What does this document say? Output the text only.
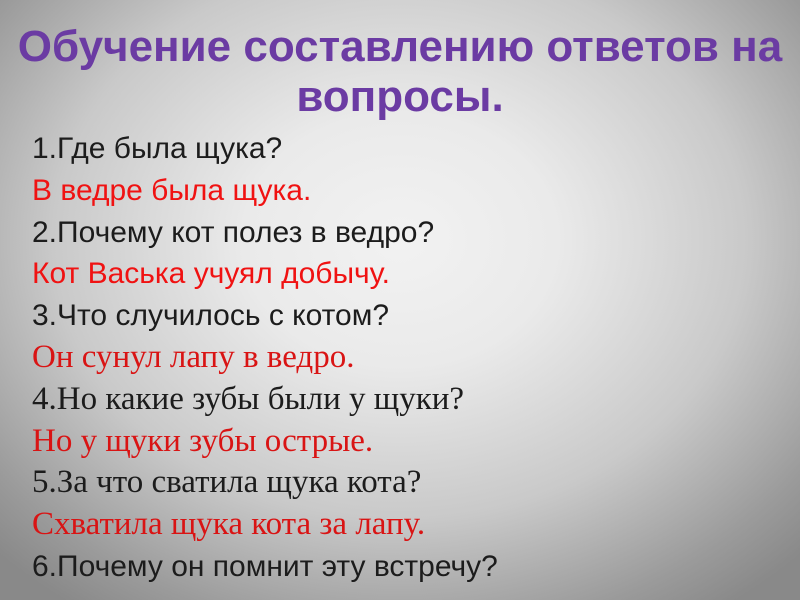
Обучение составлению ответов на
вопросы.
1.Где была щука?
В ведре была щука.
2.Почему кот полез в ведро?
Кот Васька учуял добычу.
3.Что случилось с котом?
Он сунул лапу в ведро.
4.Но какие зубы были у щуки?
Но у щуки зубы острые.
5.За что сватила щука кота?
Схватила щука кота за лапу.
6.Почему он помнит эту встречу?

========================================================================

*CHALLENGE*
Gather each line holding the string "лапу".

*ANSWER TO THIS PROBLEM*
Он сунул лапу в ведро.
Схватила щука кота за лапу.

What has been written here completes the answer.